WORK TO BE COMPLETED: Nothing but an exact copy of the listing should be given.

====

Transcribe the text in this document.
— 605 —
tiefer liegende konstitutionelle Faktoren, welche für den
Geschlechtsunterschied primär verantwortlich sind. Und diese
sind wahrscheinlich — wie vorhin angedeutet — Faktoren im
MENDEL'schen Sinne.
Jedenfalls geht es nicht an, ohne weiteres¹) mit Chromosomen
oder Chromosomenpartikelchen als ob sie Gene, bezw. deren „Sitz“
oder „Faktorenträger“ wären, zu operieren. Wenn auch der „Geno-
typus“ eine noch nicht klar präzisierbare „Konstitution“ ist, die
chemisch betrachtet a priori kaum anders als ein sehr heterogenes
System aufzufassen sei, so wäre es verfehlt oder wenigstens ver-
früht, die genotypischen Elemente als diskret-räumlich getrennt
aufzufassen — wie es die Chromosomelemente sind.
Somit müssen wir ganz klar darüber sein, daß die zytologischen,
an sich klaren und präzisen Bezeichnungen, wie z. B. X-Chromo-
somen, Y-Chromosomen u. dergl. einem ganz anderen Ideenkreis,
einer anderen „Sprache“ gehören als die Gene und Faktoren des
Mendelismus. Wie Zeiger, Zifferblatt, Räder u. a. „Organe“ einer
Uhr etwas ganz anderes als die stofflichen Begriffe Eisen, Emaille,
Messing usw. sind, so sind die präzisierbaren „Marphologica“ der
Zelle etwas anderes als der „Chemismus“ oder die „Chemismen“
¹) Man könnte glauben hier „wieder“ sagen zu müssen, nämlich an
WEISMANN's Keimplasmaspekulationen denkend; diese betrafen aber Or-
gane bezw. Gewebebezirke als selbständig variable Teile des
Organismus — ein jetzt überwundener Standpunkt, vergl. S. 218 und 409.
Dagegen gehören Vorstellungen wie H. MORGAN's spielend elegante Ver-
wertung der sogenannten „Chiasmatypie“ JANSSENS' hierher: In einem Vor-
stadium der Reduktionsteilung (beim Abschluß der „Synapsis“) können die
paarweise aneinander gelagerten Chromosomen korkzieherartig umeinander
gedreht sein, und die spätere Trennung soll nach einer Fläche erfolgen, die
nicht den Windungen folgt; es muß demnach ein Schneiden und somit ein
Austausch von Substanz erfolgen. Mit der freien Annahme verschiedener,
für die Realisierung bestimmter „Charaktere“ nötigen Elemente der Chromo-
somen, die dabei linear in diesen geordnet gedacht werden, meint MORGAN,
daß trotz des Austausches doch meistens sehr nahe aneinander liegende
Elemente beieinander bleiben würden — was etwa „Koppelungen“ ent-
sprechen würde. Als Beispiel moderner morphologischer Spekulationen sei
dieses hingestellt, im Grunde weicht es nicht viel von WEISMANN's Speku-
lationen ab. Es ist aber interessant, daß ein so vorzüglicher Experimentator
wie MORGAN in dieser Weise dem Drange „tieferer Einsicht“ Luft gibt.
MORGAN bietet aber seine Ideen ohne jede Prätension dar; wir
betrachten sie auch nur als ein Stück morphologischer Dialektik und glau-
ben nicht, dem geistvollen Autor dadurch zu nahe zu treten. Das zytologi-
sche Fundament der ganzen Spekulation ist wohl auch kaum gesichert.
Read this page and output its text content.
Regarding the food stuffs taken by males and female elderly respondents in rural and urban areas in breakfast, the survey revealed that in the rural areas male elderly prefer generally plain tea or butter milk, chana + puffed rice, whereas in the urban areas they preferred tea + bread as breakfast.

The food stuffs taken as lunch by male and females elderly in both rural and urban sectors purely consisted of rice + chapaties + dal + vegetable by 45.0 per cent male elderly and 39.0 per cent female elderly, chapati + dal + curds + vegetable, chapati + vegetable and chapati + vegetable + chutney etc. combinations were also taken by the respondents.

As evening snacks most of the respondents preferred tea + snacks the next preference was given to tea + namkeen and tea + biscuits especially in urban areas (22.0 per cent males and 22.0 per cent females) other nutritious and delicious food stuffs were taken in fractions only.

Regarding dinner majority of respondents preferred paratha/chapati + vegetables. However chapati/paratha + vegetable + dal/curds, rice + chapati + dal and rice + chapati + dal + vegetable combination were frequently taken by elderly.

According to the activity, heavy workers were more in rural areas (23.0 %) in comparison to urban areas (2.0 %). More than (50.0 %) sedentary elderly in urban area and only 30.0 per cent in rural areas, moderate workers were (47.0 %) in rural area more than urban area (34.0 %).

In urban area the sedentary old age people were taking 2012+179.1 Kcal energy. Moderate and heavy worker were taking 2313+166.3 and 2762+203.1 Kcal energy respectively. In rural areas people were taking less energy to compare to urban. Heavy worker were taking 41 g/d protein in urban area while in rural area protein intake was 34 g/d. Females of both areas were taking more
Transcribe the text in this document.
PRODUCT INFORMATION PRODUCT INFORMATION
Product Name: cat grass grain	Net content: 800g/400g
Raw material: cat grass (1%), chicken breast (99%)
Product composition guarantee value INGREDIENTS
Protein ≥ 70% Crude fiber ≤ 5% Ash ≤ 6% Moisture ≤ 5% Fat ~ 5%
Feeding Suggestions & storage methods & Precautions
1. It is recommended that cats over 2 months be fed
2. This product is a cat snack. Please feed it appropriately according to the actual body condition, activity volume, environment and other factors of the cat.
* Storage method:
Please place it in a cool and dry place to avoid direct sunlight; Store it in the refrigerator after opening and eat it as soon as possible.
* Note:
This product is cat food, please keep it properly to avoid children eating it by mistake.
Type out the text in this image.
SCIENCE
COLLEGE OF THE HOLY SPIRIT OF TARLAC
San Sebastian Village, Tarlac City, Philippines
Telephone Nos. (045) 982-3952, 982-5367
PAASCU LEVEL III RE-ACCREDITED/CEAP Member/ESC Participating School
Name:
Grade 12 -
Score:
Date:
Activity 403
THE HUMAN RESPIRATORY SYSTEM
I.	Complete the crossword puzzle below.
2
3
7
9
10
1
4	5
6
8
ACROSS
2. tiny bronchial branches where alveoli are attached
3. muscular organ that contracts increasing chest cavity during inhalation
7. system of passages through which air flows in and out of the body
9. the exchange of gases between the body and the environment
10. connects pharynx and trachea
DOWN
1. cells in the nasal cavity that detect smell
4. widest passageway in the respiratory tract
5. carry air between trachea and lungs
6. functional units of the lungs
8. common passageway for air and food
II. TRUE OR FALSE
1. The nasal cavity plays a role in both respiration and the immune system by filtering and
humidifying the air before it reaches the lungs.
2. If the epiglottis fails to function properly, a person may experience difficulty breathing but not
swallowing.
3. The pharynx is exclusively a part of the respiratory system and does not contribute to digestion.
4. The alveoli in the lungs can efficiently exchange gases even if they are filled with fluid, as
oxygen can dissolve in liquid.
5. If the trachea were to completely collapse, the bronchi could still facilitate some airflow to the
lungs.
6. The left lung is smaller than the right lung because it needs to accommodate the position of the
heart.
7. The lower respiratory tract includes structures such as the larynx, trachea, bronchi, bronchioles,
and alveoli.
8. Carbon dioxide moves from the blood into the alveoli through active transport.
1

====

EXPECTED ANSWER:
Transcribe the text in this document.
— 605 —
tiefer liegende konstitutionelle Faktoren, welche für den
Geschlechtsunterschied primär verantwortlich sind. Und diese
sind wahrscheinlich — wie vorhin angedeutet — Faktoren im
MENDEL'schen Sinne.
Jedenfalls geht es nicht an, ohne weiteres¹) mit Chromosomen
oder Chromosomenpartikelchen als ob sie Gene, bezw. deren „Sitz“
oder „Faktorenträger“ wären, zu operieren. Wenn auch der „Geno-
typus“ eine noch nicht klar präzisierbare „Konstitution“ ist, die
chemisch betrachtet a priori kaum anders als ein sehr heterogenes
System aufzufassen sei, so wäre es verfehlt oder wenigstens ver-
früht, die genotypischen Elemente als diskret-räumlich getrennt
aufzufassen — wie es die Chromosomelemente sind.
Somit müssen wir ganz klar darüber sein, daß die zytologischen,
an sich klaren und präzisen Bezeichnungen, wie z. B. X-Chromo-
somen, Y-Chromosomen u. dergl. einem ganz anderen Ideenkreis,
einer anderen „Sprache“ gehören als die Gene und Faktoren des
Mendelismus. Wie Zeiger, Zifferblatt, Räder u. a. „Organe“ einer
Uhr etwas ganz anderes als die stofflichen Begriffe Eisen, Emaille,
Messing usw. sind, so sind die präzisierbaren „Marphologica“ der
Zelle etwas anderes als der „Chemismus“ oder die „Chemismen“
¹) Man könnte glauben hier „wieder“ sagen zu müssen, nämlich an
WEISMANN's Keimplasmaspekulationen denkend; diese betrafen aber Or-
gane bezw. Gewebebezirke als selbständig variable Teile des
Organismus — ein jetzt überwundener Standpunkt, vergl. S. 218 und 409.
Dagegen gehören Vorstellungen wie H. MORGAN's spielend elegante Ver-
wertung der sogenannten „Chiasmatypie“ JANSSENS' hierher: In einem Vor-
stadium der Reduktionsteilung (beim Abschluß der „Synapsis“) können die
paarweise aneinander gelagerten Chromosomen korkzieherartig umeinander
gedreht sein, und die spätere Trennung soll nach einer Fläche erfolgen, die
nicht den Windungen folgt; es muß demnach ein Schneiden und somit ein
Austausch von Substanz erfolgen. Mit der freien Annahme verschiedener,
für die Realisierung bestimmter „Charaktere“ nötigen Elemente der Chromo-
somen, die dabei linear in diesen geordnet gedacht werden, meint MORGAN,
daß trotz des Austausches doch meistens sehr nahe aneinander liegende
Elemente beieinander bleiben würden — was etwa „Koppelungen“ ent-
sprechen würde. Als Beispiel moderner morphologischer Spekulationen sei
dieses hingestellt, im Grunde weicht es nicht viel von WEISMANN's Speku-
lationen ab. Es ist aber interessant, daß ein so vorzüglicher Experimentator
wie MORGAN in dieser Weise dem Drange „tieferer Einsicht“ Luft gibt.
MORGAN bietet aber seine Ideen ohne jede Prätension dar; wir
betrachten sie auch nur als ein Stück morphologischer Dialektik und glau-
ben nicht, dem geistvollen Autor dadurch zu nahe zu treten. Das zytologi-
sche Fundament der ganzen Spekulation ist wohl auch kaum gesichert.
Read this page and output its text content.
Regarding the food stuffs taken by males and female elderly respondents in rural and urban areas in breakfast, the survey revealed that in the rural areas male elderly prefer generally plain tea or butter milk, chana + puffed rice, whereas in the urban areas they preferred tea + bread as breakfast.

The food stuffs taken as lunch by male and females elderly in both rural and urban sectors purely consisted of rice + chapaties + dal + vegetable by 45.0 per cent male elderly and 39.0 per cent female elderly, chapati + dal + curds + vegetable, chapati + vegetable and chapati + vegetable + chutney etc. combinations were also taken by the respondents.

As evening snacks most of the respondents preferred tea + snacks the next preference was given to tea + namkeen and tea + biscuits especially in urban areas (22.0 per cent males and 22.0 per cent females) other nutritious and delicious food stuffs were taken in fractions only.

Regarding dinner majority of respondents preferred paratha/chapati + vegetables. However chapati/paratha + vegetable + dal/curds, rice + chapati + dal and rice + chapati + dal + vegetable combination were frequently taken by elderly.

According to the activity, heavy workers were more in rural areas (23.0 %) in comparison to urban areas (2.0 %). More than (50.0 %) sedentary elderly in urban area and only 30.0 per cent in rural areas, moderate workers were (47.0 %) in rural area more than urban area (34.0 %).

In urban area the sedentary old age people were taking 2012+179.1 Kcal energy. Moderate and heavy worker were taking 2313+166.3 and 2762+203.1 Kcal energy respectively. In rural areas people were taking less energy to compare to urban. Heavy worker were taking 41 g/d protein in urban area while in rural area protein intake was 34 g/d. Females of both areas were taking more
Transcribe the text in this document.
PRODUCT INFORMATION PRODUCT INFORMATION
Product Name: cat grass grain	Net content: 800g/400g
Raw material: cat grass (1%), chicken breast (99%)
Product composition guarantee value INGREDIENTS
Protein ≥ 70% Crude fiber ≤ 5% Ash ≤ 6% Moisture ≤ 5% Fat ~ 5%
Feeding Suggestions & storage methods & Precautions
1. It is recommended that cats over 2 months be fed
2. This product is a cat snack. Please feed it appropriately according to the actual body condition, activity volume, environment and other factors of the cat.
* Storage method:
Please place it in a cool and dry place to avoid direct sunlight; Store it in the refrigerator after opening and eat it as soon as possible.
* Note:
This product is cat food, please keep it properly to avoid children eating it by mistake.
Type out the text in this image.
SCIENCE
COLLEGE OF THE HOLY SPIRIT OF TARLAC
San Sebastian Village, Tarlac City, Philippines
Telephone Nos. (045) 982-3952, 982-5367
PAASCU LEVEL III RE-ACCREDITED/CEAP Member/ESC Participating School
Name:
Grade 12 -
Score:
Date:
Activity 403
THE HUMAN RESPIRATORY SYSTEM
I.	Complete the crossword puzzle below.
2
3
7
9
10
1
4	5
6
8
ACROSS
2. tiny bronchial branches where alveoli are attached
3. muscular organ that contracts increasing chest cavity during inhalation
7. system of passages through which air flows in and out of the body
9. the exchange of gases between the body and the environment
10. connects pharynx and trachea
DOWN
1. cells in the nasal cavity that detect smell
4. widest passageway in the respiratory tract
5. carry air between trachea and lungs
6. functional units of the lungs
8. common passageway for air and food
II. TRUE OR FALSE
1. The nasal cavity plays a role in both respiration and the immune system by filtering and
humidifying the air before it reaches the lungs.
2. If the epiglottis fails to function properly, a person may experience difficulty breathing but not
swallowing.
3. The pharynx is exclusively a part of the respiratory system and does not contribute to digestion.
4. The alveoli in the lungs can efficiently exchange gases even if they are filled with fluid, as
oxygen can dissolve in liquid.
5. If the trachea were to completely collapse, the bronchi could still facilitate some airflow to the
lungs.
6. The left lung is smaller than the right lung because it needs to accommodate the position of the
heart.
7. The lower respiratory tract includes structures such as the larynx, trachea, bronchi, bronchioles,
and alveoli.
8. Carbon dioxide moves from the blood into the alveoli through active transport.
1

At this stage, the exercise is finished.